What is expected
Your task is to copy every line of the entries that contains "there".

Entries supplied
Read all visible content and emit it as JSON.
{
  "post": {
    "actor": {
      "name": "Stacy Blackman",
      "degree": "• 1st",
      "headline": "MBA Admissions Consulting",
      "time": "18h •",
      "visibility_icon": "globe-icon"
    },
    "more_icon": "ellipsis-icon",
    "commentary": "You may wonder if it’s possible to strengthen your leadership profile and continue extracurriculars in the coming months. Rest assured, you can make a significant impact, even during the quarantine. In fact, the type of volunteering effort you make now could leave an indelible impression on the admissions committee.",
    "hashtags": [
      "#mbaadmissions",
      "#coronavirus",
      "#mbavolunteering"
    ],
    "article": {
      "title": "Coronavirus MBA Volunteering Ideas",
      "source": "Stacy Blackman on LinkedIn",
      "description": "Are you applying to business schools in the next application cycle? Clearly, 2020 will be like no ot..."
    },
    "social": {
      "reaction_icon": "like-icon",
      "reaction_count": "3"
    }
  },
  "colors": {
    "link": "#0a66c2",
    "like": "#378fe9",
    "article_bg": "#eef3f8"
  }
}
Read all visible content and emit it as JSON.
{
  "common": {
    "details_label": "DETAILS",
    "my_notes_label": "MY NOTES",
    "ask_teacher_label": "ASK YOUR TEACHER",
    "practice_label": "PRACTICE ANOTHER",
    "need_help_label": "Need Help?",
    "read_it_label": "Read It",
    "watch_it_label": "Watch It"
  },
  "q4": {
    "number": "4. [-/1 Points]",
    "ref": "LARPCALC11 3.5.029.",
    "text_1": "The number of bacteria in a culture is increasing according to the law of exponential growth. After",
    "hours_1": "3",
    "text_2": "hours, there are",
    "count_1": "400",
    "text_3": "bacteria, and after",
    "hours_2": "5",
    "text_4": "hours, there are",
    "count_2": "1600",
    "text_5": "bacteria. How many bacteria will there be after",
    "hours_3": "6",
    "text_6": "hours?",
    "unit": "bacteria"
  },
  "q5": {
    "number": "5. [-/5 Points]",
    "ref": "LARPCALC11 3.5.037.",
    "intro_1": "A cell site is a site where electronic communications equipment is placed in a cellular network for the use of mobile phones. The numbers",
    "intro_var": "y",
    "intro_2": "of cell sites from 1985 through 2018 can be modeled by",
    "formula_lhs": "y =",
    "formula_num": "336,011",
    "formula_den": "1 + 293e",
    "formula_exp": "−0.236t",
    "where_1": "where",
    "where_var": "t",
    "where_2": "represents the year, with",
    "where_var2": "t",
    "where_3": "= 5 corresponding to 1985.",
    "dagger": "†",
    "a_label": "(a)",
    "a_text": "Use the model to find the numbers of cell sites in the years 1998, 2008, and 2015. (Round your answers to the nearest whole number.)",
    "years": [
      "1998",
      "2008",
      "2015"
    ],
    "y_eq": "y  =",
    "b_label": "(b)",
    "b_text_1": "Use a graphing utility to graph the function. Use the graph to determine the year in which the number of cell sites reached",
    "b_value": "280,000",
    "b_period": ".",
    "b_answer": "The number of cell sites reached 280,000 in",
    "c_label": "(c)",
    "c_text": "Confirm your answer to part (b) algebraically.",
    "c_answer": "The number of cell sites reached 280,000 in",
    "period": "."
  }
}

Response
    "text_2": "hours, there are",
    "text_4": "hours, there are",
    "text_5": "bacteria. How many bacteria will there be after",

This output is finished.